# START OF Provided entries
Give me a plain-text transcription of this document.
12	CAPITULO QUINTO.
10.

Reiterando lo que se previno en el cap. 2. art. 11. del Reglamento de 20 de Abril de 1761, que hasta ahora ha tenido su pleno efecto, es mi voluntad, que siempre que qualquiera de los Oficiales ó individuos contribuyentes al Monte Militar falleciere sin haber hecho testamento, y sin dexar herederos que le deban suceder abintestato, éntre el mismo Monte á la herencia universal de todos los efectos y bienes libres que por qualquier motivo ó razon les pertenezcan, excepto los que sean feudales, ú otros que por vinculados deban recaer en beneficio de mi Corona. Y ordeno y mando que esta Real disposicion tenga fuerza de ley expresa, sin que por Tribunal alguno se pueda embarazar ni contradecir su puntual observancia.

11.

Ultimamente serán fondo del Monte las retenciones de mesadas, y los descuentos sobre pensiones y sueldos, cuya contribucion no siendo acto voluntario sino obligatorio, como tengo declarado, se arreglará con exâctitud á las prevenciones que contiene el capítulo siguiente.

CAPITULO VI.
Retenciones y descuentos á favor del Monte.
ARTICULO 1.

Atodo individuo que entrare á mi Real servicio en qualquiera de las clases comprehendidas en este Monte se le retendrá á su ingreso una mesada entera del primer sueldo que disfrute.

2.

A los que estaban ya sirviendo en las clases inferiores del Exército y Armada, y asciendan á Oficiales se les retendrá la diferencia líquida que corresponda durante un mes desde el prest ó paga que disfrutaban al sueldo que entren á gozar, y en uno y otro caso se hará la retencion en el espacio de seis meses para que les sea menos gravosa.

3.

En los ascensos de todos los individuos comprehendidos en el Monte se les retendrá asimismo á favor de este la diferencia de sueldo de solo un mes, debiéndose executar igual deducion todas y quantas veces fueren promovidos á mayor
# END OF Provided entries
## Aim of the exercise
Print out all the entries precisely as written.

## Answer to this problem
Give me a plain-text transcription of this document.
12	CAPITULO QUINTO.
10.

Reiterando lo que se previno en el cap. 2. art. 11. del Reglamento de 20 de Abril de 1761, que hasta ahora ha tenido su pleno efecto, es mi voluntad, que siempre que qualquiera de los Oficiales ó individuos contribuyentes al Monte Militar falleciere sin haber hecho testamento, y sin dexar herederos que le deban suceder abintestato, éntre el mismo Monte á la herencia universal de todos los efectos y bienes libres que por qualquier motivo ó razon les pertenezcan, excepto los que sean feudales, ú otros que por vinculados deban recaer en beneficio de mi Corona. Y ordeno y mando que esta Real disposicion tenga fuerza de ley expresa, sin que por Tribunal alguno se pueda embarazar ni contradecir su puntual observancia.

11.

Ultimamente serán fondo del Monte las retenciones de mesadas, y los descuentos sobre pensiones y sueldos, cuya contribucion no siendo acto voluntario sino obligatorio, como tengo declarado, se arreglará con exâctitud á las prevenciones que contiene el capítulo siguiente.

CAPITULO VI.
Retenciones y descuentos á favor del Monte.
ARTICULO 1.

Atodo individuo que entrare á mi Real servicio en qualquiera de las clases comprehendidas en este Monte se le retendrá á su ingreso una mesada entera del primer sueldo que disfrute.

2.

A los que estaban ya sirviendo en las clases inferiores del Exército y Armada, y asciendan á Oficiales se les retendrá la diferencia líquida que corresponda durante un mes desde el prest ó paga que disfrutaban al sueldo que entren á gozar, y en uno y otro caso se hará la retencion en el espacio de seis meses para que les sea menos gravosa.

3.

En los ascensos de todos los individuos comprehendidos en el Monte se les retendrá asimismo á favor de este la diferencia de sueldo de solo un mes, debiéndose executar igual deducion todas y quantas veces fueren promovidos á mayor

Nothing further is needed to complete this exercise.